## WORK TO DO
Collect the lines of the entries where "image" shows up.

## INPUT DATA
========================================================================

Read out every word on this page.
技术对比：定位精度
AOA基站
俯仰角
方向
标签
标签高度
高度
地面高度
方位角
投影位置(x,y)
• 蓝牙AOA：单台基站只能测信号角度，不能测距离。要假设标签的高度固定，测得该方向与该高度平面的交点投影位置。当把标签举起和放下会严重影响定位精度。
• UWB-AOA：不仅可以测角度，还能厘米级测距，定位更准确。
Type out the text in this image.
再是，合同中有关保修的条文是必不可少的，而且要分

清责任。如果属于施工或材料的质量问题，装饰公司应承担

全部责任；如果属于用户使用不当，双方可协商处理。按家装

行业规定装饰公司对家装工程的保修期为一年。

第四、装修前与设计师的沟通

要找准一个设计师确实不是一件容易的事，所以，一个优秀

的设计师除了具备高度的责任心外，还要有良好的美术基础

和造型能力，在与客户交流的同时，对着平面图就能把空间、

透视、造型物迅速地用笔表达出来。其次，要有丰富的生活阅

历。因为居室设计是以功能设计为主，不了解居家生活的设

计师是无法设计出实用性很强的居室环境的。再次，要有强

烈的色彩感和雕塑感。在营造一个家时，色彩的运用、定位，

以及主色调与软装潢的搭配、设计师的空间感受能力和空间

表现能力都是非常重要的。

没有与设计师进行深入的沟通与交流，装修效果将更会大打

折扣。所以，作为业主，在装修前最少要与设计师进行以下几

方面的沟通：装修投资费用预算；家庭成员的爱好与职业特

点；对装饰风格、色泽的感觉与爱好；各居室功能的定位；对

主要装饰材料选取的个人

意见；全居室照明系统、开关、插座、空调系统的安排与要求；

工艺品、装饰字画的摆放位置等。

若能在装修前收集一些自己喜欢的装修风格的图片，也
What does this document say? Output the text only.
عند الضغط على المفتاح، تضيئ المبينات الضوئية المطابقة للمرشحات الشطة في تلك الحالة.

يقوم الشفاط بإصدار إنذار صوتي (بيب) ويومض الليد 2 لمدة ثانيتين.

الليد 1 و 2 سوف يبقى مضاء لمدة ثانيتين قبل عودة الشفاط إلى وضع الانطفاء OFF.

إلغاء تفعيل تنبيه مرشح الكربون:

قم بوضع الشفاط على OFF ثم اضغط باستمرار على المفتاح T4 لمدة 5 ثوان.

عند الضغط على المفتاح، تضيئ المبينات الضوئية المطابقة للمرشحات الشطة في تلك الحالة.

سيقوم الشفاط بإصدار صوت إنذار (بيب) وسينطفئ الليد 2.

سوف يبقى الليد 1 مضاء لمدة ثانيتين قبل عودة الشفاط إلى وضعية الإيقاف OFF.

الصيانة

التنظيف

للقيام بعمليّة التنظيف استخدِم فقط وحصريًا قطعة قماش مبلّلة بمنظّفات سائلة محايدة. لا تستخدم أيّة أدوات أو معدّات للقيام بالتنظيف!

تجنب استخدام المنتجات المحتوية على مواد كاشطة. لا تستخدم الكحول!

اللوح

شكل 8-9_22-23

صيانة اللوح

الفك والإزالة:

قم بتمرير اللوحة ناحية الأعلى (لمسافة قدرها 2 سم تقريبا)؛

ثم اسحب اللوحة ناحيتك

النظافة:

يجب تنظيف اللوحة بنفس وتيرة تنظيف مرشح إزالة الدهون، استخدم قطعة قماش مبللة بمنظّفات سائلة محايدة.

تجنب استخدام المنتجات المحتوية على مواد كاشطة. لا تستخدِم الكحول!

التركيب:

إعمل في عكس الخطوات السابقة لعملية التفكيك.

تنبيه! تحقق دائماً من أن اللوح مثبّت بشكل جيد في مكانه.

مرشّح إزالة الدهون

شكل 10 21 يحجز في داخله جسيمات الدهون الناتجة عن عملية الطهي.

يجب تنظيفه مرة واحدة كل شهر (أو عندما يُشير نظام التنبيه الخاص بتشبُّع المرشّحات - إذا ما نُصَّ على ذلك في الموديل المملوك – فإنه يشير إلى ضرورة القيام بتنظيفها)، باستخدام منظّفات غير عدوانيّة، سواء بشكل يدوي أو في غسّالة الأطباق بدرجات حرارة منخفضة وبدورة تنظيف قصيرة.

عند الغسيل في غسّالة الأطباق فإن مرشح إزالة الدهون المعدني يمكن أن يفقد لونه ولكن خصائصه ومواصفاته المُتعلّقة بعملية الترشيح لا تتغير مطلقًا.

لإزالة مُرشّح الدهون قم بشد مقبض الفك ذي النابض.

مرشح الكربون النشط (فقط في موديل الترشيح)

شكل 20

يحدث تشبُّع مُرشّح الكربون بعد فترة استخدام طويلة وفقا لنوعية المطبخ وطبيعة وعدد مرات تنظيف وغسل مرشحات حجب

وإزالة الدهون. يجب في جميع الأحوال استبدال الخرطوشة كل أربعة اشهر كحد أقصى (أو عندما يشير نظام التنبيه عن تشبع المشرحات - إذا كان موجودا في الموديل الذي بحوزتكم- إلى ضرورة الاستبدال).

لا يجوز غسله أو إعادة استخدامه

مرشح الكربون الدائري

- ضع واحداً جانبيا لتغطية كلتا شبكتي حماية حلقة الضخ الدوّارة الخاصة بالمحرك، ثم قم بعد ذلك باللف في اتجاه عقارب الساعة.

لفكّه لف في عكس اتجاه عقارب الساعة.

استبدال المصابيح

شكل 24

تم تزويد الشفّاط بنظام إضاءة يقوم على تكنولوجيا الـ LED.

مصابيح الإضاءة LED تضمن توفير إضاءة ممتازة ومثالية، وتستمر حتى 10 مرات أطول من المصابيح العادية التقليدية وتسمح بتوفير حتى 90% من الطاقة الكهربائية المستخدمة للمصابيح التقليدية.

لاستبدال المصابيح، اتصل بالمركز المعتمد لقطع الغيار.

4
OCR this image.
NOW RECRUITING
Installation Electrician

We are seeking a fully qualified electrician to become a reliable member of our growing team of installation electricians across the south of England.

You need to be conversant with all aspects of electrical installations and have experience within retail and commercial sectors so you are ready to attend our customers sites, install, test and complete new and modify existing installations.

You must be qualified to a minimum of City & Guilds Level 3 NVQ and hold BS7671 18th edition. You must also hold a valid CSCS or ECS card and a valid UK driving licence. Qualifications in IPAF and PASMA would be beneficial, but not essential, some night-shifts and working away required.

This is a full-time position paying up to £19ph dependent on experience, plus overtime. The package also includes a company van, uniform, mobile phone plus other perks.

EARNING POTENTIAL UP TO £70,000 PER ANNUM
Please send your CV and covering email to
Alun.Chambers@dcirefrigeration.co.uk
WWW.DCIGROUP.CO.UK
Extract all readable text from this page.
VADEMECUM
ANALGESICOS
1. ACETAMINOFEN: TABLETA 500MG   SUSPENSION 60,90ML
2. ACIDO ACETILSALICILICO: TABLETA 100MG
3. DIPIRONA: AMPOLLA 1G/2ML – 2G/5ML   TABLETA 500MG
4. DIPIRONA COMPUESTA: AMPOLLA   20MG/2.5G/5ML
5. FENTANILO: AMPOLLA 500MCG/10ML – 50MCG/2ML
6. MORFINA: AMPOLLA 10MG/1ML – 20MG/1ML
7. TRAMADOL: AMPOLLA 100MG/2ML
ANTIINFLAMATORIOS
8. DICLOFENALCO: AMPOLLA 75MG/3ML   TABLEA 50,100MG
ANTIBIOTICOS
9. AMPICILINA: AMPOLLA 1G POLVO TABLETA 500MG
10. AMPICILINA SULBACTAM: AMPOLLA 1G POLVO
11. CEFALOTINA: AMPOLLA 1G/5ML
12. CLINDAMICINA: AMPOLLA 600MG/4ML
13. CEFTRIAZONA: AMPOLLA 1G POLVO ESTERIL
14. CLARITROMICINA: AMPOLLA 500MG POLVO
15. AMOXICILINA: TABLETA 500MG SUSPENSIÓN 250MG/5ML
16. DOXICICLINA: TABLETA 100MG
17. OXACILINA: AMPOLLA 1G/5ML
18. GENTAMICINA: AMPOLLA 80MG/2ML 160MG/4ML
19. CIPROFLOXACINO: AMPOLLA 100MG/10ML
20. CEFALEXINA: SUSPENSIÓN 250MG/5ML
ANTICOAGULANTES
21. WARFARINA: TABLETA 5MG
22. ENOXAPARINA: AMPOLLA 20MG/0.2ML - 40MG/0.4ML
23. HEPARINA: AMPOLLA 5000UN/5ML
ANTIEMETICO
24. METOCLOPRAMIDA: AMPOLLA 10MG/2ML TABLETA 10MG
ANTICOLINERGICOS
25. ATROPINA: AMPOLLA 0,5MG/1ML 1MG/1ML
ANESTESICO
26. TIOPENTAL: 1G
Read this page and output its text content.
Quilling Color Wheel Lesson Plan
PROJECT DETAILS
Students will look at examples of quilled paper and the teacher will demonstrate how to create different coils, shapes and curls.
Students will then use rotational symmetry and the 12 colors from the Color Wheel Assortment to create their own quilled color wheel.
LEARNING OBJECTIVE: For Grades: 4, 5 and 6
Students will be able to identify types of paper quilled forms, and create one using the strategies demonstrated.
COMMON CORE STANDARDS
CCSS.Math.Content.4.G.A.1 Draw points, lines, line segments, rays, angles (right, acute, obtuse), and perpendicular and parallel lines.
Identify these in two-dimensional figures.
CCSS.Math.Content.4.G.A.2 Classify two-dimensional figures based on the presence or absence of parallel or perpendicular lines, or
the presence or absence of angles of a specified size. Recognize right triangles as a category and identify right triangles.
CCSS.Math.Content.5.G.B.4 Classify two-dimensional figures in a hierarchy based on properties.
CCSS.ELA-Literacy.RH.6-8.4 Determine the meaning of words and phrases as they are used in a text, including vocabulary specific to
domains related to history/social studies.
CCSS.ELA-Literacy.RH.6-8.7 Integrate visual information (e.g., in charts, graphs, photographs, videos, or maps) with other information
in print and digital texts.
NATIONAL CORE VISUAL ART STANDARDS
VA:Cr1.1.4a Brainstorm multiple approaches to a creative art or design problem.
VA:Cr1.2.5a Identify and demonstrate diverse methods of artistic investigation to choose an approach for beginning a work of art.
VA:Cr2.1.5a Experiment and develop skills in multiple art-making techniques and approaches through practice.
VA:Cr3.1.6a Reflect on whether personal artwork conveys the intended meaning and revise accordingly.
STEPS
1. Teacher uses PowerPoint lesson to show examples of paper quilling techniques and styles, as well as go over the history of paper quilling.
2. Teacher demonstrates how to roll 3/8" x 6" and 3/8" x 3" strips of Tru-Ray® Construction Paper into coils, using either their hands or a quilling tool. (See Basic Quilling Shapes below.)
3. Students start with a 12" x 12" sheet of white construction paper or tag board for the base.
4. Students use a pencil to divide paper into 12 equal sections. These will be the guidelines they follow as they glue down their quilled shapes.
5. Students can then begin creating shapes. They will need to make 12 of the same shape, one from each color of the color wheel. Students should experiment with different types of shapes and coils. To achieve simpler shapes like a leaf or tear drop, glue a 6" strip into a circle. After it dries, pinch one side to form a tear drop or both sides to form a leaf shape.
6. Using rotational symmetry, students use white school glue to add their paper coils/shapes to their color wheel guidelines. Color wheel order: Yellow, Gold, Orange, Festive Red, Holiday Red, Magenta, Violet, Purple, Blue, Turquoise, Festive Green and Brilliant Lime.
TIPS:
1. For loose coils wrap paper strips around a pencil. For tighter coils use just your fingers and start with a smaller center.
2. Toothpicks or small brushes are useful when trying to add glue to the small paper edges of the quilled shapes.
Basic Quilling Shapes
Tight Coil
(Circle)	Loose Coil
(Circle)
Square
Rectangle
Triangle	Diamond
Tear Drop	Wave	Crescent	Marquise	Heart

========================================================================

## PROBLEM SOLUTION
Type out the text in this image.
OCR this image.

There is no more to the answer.